>> Begin Excerpted data
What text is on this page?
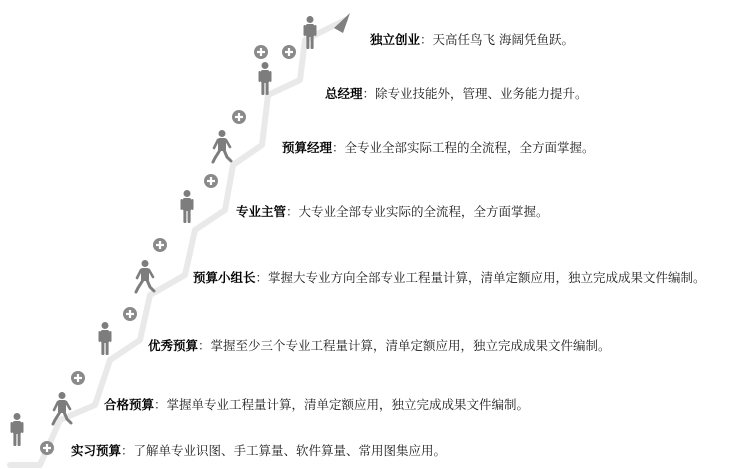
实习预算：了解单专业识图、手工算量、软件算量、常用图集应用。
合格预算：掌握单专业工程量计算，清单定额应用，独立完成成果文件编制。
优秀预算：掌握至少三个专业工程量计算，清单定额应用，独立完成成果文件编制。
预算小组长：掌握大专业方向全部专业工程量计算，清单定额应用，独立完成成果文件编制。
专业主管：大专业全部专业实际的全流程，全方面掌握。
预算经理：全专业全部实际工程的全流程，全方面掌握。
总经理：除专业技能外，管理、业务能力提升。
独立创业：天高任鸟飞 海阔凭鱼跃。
>> End Excerpted data
>> Begin Excerpted data
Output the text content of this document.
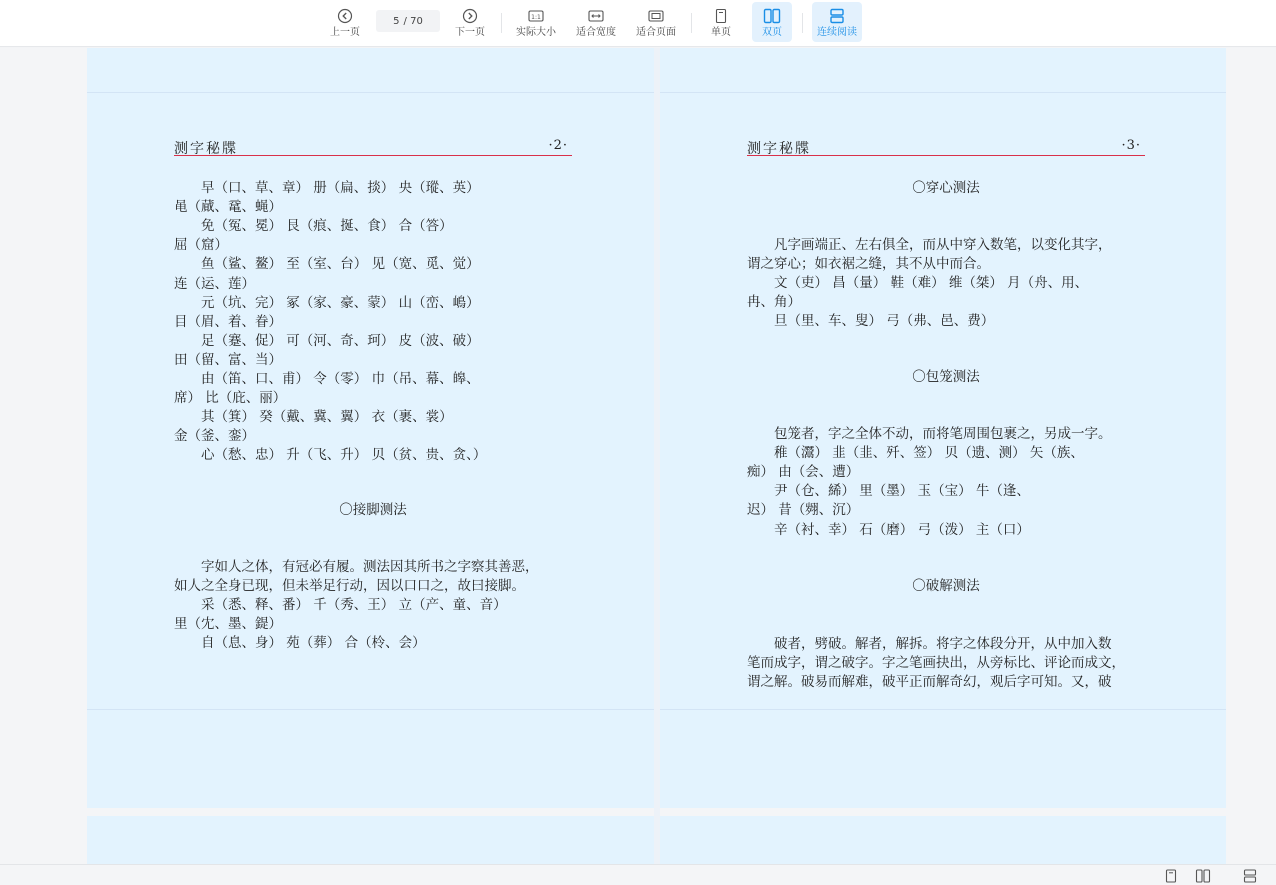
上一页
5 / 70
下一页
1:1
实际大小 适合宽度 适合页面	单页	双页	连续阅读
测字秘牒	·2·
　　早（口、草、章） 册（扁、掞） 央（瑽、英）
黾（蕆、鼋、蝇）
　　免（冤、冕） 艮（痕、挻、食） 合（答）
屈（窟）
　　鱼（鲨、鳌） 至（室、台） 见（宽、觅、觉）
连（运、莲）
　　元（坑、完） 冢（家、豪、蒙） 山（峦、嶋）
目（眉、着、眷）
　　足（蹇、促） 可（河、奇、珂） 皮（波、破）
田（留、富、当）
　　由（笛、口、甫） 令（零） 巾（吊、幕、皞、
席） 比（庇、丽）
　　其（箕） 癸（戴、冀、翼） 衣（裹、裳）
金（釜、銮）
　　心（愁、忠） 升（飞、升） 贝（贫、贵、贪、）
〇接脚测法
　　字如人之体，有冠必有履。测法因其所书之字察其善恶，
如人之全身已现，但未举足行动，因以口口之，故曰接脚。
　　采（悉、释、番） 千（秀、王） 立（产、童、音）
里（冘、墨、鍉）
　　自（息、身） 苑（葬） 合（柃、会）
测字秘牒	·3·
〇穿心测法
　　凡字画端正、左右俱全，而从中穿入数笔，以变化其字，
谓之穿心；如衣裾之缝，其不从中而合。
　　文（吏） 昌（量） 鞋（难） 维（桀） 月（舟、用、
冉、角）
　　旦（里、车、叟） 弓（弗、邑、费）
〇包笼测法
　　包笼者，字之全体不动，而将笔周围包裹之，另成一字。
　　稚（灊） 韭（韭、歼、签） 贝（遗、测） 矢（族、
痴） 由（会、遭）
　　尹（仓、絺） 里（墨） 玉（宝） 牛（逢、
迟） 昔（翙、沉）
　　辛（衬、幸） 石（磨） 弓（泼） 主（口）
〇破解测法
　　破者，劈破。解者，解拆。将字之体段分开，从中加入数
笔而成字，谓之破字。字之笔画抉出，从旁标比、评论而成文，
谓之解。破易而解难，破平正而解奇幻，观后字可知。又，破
>> End Excerpted data
Problem: Using the entries above, return each line that includes the word "this".

The output:
What text is on this page?
Output the text content of this document.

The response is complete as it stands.